## [TASK BRIEF]
Where the word "exulceratione" shows up in the entries below, please copy the whole line.

Page text dataset records
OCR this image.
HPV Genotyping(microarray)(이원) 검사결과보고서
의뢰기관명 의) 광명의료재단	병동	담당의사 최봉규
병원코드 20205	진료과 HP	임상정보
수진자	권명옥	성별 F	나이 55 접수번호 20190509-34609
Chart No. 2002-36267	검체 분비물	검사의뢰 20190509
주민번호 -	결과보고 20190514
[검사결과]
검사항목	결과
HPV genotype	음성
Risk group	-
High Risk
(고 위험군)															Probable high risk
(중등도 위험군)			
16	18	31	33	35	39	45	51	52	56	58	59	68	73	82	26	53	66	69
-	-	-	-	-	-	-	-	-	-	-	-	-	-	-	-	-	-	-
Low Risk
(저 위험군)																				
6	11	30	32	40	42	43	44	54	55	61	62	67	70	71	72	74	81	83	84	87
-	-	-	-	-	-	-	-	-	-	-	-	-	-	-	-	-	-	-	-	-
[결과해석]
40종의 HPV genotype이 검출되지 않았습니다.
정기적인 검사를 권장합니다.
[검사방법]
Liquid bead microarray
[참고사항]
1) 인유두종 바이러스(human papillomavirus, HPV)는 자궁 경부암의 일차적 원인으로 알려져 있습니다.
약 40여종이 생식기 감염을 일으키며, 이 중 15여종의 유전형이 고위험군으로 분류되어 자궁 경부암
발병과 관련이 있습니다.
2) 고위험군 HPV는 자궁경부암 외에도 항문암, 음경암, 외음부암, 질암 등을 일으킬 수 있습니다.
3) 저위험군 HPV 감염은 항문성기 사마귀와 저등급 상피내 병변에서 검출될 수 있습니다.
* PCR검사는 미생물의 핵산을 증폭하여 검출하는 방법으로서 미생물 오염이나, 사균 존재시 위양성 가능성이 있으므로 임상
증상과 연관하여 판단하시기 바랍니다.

...

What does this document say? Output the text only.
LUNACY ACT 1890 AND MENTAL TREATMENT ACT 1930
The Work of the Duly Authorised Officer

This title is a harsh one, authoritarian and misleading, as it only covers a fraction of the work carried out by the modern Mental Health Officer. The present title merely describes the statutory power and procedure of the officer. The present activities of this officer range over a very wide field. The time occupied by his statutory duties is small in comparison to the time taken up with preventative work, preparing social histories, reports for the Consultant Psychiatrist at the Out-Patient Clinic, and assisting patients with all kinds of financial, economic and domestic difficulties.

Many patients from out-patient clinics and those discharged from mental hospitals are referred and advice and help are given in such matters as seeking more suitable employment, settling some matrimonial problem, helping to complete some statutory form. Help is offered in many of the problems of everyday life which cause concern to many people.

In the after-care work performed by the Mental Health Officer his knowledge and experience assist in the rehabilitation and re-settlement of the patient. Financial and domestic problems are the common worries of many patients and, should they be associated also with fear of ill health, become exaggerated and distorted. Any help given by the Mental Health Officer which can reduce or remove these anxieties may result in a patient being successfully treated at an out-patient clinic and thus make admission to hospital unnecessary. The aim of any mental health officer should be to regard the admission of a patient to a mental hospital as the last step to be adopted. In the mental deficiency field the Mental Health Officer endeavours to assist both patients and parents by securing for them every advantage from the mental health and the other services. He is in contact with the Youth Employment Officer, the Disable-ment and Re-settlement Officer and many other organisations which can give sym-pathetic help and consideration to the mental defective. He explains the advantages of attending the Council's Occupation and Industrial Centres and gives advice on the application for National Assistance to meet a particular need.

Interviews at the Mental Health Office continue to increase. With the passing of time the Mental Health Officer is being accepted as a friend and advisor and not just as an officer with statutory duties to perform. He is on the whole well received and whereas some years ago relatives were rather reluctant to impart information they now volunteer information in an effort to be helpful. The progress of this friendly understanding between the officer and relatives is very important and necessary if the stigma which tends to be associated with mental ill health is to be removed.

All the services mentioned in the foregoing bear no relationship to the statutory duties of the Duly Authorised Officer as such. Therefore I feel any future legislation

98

...

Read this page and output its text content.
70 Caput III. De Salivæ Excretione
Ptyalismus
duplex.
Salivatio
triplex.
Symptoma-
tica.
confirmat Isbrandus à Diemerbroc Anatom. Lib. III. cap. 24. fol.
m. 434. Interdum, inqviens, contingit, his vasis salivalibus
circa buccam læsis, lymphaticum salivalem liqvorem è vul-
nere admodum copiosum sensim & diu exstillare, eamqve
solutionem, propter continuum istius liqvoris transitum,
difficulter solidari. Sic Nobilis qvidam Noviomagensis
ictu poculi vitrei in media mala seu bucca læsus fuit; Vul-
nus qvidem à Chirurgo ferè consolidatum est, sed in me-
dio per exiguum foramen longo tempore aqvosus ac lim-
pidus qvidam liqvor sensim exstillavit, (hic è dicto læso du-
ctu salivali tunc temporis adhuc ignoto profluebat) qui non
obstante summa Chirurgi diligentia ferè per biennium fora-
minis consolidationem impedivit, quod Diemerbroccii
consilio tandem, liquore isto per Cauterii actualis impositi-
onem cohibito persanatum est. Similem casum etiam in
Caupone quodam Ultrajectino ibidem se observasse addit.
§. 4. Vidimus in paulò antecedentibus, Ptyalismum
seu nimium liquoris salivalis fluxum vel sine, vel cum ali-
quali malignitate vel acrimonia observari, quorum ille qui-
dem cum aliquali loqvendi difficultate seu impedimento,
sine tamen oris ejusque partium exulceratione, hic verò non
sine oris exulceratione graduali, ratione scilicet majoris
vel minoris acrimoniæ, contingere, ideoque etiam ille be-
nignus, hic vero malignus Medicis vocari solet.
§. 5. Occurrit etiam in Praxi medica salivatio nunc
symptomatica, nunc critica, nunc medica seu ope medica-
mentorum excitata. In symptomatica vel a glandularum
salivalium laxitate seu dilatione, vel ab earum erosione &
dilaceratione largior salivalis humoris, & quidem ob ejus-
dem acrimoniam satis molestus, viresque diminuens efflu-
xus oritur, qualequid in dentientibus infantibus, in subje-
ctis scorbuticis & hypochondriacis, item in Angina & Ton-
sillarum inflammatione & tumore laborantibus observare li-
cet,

## [SOLVED PROBLEM]
sine tamen oris ejusque partium exulceratione, hic verò non
sine oris exulceratione graduali, ratione scilicet majoris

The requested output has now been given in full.